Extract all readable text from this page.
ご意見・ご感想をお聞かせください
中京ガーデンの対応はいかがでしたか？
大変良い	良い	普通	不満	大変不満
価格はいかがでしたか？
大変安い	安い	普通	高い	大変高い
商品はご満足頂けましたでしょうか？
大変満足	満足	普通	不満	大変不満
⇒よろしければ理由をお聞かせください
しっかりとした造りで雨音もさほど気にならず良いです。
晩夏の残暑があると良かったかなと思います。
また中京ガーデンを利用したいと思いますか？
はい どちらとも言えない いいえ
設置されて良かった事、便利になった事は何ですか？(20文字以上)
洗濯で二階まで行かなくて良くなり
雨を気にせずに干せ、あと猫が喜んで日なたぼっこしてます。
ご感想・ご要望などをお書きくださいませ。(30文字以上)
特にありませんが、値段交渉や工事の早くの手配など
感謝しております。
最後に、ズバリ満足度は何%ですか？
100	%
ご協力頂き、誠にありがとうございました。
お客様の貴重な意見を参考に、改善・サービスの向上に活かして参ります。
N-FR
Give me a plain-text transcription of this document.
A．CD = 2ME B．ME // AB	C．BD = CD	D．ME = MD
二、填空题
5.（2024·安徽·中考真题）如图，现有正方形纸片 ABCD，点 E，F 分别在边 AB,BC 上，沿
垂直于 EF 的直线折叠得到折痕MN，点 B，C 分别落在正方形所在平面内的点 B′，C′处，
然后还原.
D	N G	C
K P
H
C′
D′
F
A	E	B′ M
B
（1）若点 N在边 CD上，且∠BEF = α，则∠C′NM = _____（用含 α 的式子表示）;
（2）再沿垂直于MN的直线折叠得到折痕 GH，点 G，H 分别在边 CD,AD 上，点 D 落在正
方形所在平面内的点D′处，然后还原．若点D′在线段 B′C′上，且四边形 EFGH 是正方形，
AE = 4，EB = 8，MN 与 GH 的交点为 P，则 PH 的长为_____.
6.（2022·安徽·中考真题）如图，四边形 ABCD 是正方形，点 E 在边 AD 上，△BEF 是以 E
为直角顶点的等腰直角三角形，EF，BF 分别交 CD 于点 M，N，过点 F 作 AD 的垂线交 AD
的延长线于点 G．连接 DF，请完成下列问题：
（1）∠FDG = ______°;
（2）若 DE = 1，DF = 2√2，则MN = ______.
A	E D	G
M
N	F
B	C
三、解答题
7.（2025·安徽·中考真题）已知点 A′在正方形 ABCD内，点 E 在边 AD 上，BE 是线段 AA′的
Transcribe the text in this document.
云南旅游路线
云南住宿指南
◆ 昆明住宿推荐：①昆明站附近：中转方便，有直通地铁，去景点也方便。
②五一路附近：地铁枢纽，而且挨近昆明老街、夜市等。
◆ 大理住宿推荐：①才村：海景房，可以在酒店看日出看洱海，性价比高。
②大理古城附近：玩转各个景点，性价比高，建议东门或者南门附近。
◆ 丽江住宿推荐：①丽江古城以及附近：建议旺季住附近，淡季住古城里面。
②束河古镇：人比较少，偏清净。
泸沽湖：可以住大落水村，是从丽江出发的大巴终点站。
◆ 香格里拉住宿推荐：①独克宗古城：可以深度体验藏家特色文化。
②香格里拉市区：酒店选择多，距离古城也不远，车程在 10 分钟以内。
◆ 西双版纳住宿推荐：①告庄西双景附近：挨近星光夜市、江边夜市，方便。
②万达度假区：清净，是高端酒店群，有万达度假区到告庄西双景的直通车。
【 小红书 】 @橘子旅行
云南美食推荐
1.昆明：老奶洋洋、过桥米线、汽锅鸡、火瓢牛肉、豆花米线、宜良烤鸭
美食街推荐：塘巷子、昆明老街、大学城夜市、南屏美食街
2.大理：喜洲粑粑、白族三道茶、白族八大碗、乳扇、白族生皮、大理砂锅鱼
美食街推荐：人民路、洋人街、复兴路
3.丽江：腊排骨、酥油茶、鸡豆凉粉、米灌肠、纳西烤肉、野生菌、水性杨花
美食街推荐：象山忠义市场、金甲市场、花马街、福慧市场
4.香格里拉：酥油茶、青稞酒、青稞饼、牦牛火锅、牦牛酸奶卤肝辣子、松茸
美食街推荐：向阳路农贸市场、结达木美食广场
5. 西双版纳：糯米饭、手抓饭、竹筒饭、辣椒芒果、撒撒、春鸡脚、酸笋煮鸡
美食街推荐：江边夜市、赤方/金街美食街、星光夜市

JOB: Repeat the entries above exactly, leaving nothing out.

RESULT OF THIS EXERCISE:
Extract all readable text from this page.
ご意見・ご感想をお聞かせください
中京ガーデンの対応はいかがでしたか？
大変良い	良い	普通	不満	大変不満
価格はいかがでしたか？
大変安い	安い	普通	高い	大変高い
商品はご満足頂けましたでしょうか？
大変満足	満足	普通	不満	大変不満
⇒よろしければ理由をお聞かせください
しっかりとした造りで雨音もさほど気にならず良いです。
晩夏の残暑があると良かったかなと思います。
また中京ガーデンを利用したいと思いますか？
はい どちらとも言えない いいえ
設置されて良かった事、便利になった事は何ですか？(20文字以上)
洗濯で二階まで行かなくて良くなり
雨を気にせずに干せ、あと猫が喜んで日なたぼっこしてます。
ご感想・ご要望などをお書きくださいませ。(30文字以上)
特にありませんが、値段交渉や工事の早くの手配など
感謝しております。
最後に、ズバリ満足度は何%ですか？
100	%
ご協力頂き、誠にありがとうございました。
お客様の貴重な意見を参考に、改善・サービスの向上に活かして参ります。
N-FR
Give me a plain-text transcription of this document.
A．CD = 2ME B．ME // AB	C．BD = CD	D．ME = MD
二、填空题
5.（2024·安徽·中考真题）如图，现有正方形纸片 ABCD，点 E，F 分别在边 AB,BC 上，沿
垂直于 EF 的直线折叠得到折痕MN，点 B，C 分别落在正方形所在平面内的点 B′，C′处，
然后还原.
D	N G	C
K P
H
C′
D′
F
A	E	B′ M
B
（1）若点 N在边 CD上，且∠BEF = α，则∠C′NM = _____（用含 α 的式子表示）;
（2）再沿垂直于MN的直线折叠得到折痕 GH，点 G，H 分别在边 CD,AD 上，点 D 落在正
方形所在平面内的点D′处，然后还原．若点D′在线段 B′C′上，且四边形 EFGH 是正方形，
AE = 4，EB = 8，MN 与 GH 的交点为 P，则 PH 的长为_____.
6.（2022·安徽·中考真题）如图，四边形 ABCD 是正方形，点 E 在边 AD 上，△BEF 是以 E
为直角顶点的等腰直角三角形，EF，BF 分别交 CD 于点 M，N，过点 F 作 AD 的垂线交 AD
的延长线于点 G．连接 DF，请完成下列问题：
（1）∠FDG = ______°;
（2）若 DE = 1，DF = 2√2，则MN = ______.
A	E D	G
M
N	F
B	C
三、解答题
7.（2025·安徽·中考真题）已知点 A′在正方形 ABCD内，点 E 在边 AD 上，BE 是线段 AA′的
Transcribe the text in this document.
云南旅游路线
云南住宿指南
◆ 昆明住宿推荐：①昆明站附近：中转方便，有直通地铁，去景点也方便。
②五一路附近：地铁枢纽，而且挨近昆明老街、夜市等。
◆ 大理住宿推荐：①才村：海景房，可以在酒店看日出看洱海，性价比高。
②大理古城附近：玩转各个景点，性价比高，建议东门或者南门附近。
◆ 丽江住宿推荐：①丽江古城以及附近：建议旺季住附近，淡季住古城里面。
②束河古镇：人比较少，偏清净。
泸沽湖：可以住大落水村，是从丽江出发的大巴终点站。
◆ 香格里拉住宿推荐：①独克宗古城：可以深度体验藏家特色文化。
②香格里拉市区：酒店选择多，距离古城也不远，车程在 10 分钟以内。
◆ 西双版纳住宿推荐：①告庄西双景附近：挨近星光夜市、江边夜市，方便。
②万达度假区：清净，是高端酒店群，有万达度假区到告庄西双景的直通车。
【 小红书 】 @橘子旅行
云南美食推荐
1.昆明：老奶洋洋、过桥米线、汽锅鸡、火瓢牛肉、豆花米线、宜良烤鸭
美食街推荐：塘巷子、昆明老街、大学城夜市、南屏美食街
2.大理：喜洲粑粑、白族三道茶、白族八大碗、乳扇、白族生皮、大理砂锅鱼
美食街推荐：人民路、洋人街、复兴路
3.丽江：腊排骨、酥油茶、鸡豆凉粉、米灌肠、纳西烤肉、野生菌、水性杨花
美食街推荐：象山忠义市场、金甲市场、花马街、福慧市场
4.香格里拉：酥油茶、青稞酒、青稞饼、牦牛火锅、牦牛酸奶卤肝辣子、松茸
美食街推荐：向阳路农贸市场、结达木美食广场
5. 西双版纳：糯米饭、手抓饭、竹筒饭、辣椒芒果、撒撒、春鸡脚、酸笋煮鸡
美食街推荐：江边夜市、赤方/金街美食街、星光夜市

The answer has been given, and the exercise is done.